| Stated problem |
Retype every entry in its entirety, without alteration.

| Stored records |
········

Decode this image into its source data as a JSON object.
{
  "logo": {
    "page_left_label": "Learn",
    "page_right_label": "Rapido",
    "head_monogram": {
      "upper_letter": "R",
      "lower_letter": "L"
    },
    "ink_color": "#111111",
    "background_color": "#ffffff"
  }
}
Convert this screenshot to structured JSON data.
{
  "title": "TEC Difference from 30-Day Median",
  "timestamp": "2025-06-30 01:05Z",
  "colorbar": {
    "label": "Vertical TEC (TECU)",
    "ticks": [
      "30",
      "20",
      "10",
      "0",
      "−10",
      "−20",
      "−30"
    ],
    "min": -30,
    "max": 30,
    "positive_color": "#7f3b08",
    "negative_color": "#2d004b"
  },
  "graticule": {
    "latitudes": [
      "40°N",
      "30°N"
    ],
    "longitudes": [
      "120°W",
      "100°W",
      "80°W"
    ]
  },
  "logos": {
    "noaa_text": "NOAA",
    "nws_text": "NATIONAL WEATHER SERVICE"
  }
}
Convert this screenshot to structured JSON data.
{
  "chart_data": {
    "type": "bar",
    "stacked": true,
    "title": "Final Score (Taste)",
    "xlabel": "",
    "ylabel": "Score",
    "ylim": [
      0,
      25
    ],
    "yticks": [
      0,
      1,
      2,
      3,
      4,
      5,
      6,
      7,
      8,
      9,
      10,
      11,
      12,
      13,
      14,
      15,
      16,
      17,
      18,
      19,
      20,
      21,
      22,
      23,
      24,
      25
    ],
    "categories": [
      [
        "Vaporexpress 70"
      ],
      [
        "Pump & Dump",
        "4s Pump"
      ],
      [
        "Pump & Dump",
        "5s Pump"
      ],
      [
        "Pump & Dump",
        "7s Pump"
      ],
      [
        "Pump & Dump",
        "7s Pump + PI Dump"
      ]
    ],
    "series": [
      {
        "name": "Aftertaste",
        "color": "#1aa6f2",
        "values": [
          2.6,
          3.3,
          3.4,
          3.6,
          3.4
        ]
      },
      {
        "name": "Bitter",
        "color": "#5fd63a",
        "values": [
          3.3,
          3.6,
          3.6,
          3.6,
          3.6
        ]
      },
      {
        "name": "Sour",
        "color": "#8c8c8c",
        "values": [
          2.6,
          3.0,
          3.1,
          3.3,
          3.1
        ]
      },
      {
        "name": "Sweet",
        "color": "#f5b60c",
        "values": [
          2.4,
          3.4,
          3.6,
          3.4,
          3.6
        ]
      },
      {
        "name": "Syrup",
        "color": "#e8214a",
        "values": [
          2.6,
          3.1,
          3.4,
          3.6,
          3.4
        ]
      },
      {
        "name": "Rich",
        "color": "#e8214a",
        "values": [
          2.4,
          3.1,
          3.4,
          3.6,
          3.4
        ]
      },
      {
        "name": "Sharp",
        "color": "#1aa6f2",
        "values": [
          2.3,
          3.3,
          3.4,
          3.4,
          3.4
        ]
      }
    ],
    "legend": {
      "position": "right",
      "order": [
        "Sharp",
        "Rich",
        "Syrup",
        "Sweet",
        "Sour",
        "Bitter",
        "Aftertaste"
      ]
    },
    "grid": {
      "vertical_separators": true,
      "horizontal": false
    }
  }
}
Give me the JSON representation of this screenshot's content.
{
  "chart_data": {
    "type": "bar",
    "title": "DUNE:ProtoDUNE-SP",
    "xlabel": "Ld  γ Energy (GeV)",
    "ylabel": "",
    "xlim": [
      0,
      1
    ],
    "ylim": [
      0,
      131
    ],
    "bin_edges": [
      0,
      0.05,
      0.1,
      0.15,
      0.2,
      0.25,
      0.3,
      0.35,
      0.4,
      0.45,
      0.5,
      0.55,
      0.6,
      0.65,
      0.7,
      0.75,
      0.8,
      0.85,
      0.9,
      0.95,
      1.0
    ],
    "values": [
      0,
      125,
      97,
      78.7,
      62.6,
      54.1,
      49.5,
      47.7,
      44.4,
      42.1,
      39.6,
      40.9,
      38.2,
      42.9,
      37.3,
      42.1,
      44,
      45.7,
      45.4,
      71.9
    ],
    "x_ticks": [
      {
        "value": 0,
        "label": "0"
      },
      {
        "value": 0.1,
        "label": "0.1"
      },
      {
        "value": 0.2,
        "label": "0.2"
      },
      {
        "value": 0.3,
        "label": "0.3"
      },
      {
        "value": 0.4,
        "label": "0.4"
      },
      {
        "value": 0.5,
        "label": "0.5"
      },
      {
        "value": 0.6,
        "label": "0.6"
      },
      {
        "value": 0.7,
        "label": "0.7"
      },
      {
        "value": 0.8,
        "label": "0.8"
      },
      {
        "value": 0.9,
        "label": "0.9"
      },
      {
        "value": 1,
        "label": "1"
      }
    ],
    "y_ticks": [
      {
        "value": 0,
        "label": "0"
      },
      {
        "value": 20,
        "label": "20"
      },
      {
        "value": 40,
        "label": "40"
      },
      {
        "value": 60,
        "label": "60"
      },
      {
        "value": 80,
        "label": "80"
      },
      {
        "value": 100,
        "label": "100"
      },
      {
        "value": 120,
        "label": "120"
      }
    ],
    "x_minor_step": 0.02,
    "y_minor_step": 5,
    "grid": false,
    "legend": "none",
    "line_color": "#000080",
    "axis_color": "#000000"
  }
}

········

| Full output |
Decode this image into its source data as a JSON object.
{
  "logo": {
    "page_left_label": "Learn",
    "page_right_label": "Rapido",
    "head_monogram": {
      "upper_letter": "R",
      "lower_letter": "L"
    },
    "ink_color": "#111111",
    "background_color": "#ffffff"
  }
}
Convert this screenshot to structured JSON data.
{
  "title": "TEC Difference from 30-Day Median",
  "timestamp": "2025-06-30 01:05Z",
  "colorbar": {
    "label": "Vertical TEC (TECU)",
    "ticks": [
      "30",
      "20",
      "10",
      "0",
      "−10",
      "−20",
      "−30"
    ],
    "min": -30,
    "max": 30,
    "positive_color": "#7f3b08",
    "negative_color": "#2d004b"
  },
  "graticule": {
    "latitudes": [
      "40°N",
      "30°N"
    ],
    "longitudes": [
      "120°W",
      "100°W",
      "80°W"
    ]
  },
  "logos": {
    "noaa_text": "NOAA",
    "nws_text": "NATIONAL WEATHER SERVICE"
  }
}
Convert this screenshot to structured JSON data.
{
  "chart_data": {
    "type": "bar",
    "stacked": true,
    "title": "Final Score (Taste)",
    "xlabel": "",
    "ylabel": "Score",
    "ylim": [
      0,
      25
    ],
    "yticks": [
      0,
      1,
      2,
      3,
      4,
      5,
      6,
      7,
      8,
      9,
      10,
      11,
      12,
      13,
      14,
      15,
      16,
      17,
      18,
      19,
      20,
      21,
      22,
      23,
      24,
      25
    ],
    "categories": [
      [
        "Vaporexpress 70"
      ],
      [
        "Pump & Dump",
        "4s Pump"
      ],
      [
        "Pump & Dump",
        "5s Pump"
      ],
      [
        "Pump & Dump",
        "7s Pump"
      ],
      [
        "Pump & Dump",
        "7s Pump + PI Dump"
      ]
    ],
    "series": [
      {
        "name": "Aftertaste",
        "color": "#1aa6f2",
        "values": [
          2.6,
          3.3,
          3.4,
          3.6,
          3.4
        ]
      },
      {
        "name": "Bitter",
        "color": "#5fd63a",
        "values": [
          3.3,
          3.6,
          3.6,
          3.6,
          3.6
        ]
      },
      {
        "name": "Sour",
        "color": "#8c8c8c",
        "values": [
          2.6,
          3.0,
          3.1,
          3.3,
          3.1
        ]
      },
      {
        "name": "Sweet",
        "color": "#f5b60c",
        "values": [
          2.4,
          3.4,
          3.6,
          3.4,
          3.6
        ]
      },
      {
        "name": "Syrup",
        "color": "#e8214a",
        "values": [
          2.6,
          3.1,
          3.4,
          3.6,
          3.4
        ]
      },
      {
        "name": "Rich",
        "color": "#e8214a",
        "values": [
          2.4,
          3.1,
          3.4,
          3.6,
          3.4
        ]
      },
      {
        "name": "Sharp",
        "color": "#1aa6f2",
        "values": [
          2.3,
          3.3,
          3.4,
          3.4,
          3.4
        ]
      }
    ],
    "legend": {
      "position": "right",
      "order": [
        "Sharp",
        "Rich",
        "Syrup",
        "Sweet",
        "Sour",
        "Bitter",
        "Aftertaste"
      ]
    },
    "grid": {
      "vertical_separators": true,
      "horizontal": false
    }
  }
}
Give me the JSON representation of this screenshot's content.
{
  "chart_data": {
    "type": "bar",
    "title": "DUNE:ProtoDUNE-SP",
    "xlabel": "Ld  γ Energy (GeV)",
    "ylabel": "",
    "xlim": [
      0,
      1
    ],
    "ylim": [
      0,
      131
    ],
    "bin_edges": [
      0,
      0.05,
      0.1,
      0.15,
      0.2,
      0.25,
      0.3,
      0.35,
      0.4,
      0.45,
      0.5,
      0.55,
      0.6,
      0.65,
      0.7,
      0.75,
      0.8,
      0.85,
      0.9,
      0.95,
      1.0
    ],
    "values": [
      0,
      125,
      97,
      78.7,
      62.6,
      54.1,
      49.5,
      47.7,
      44.4,
      42.1,
      39.6,
      40.9,
      38.2,
      42.9,
      37.3,
      42.1,
      44,
      45.7,
      45.4,
      71.9
    ],
    "x_ticks": [
      {
        "value": 0,
        "label": "0"
      },
      {
        "value": 0.1,
        "label": "0.1"
      },
      {
        "value": 0.2,
        "label": "0.2"
      },
      {
        "value": 0.3,
        "label": "0.3"
      },
      {
        "value": 0.4,
        "label": "0.4"
      },
      {
        "value": 0.5,
        "label": "0.5"
      },
      {
        "value": 0.6,
        "label": "0.6"
      },
      {
        "value": 0.7,
        "label": "0.7"
      },
      {
        "value": 0.8,
        "label": "0.8"
      },
      {
        "value": 0.9,
        "label": "0.9"
      },
      {
        "value": 1,
        "label": "1"
      }
    ],
    "y_ticks": [
      {
        "value": 0,
        "label": "0"
      },
      {
        "value": 20,
        "label": "20"
      },
      {
        "value": 40,
        "label": "40"
      },
      {
        "value": 60,
        "label": "60"
      },
      {
        "value": 80,
        "label": "80"
      },
      {
        "value": 100,
        "label": "100"
      },
      {
        "value": 120,
        "label": "120"
      }
    ],
    "x_minor_step": 0.02,
    "y_minor_step": 5,
    "grid": false,
    "legend": "none",
    "line_color": "#000080",
    "axis_color": "#000000"
  }
}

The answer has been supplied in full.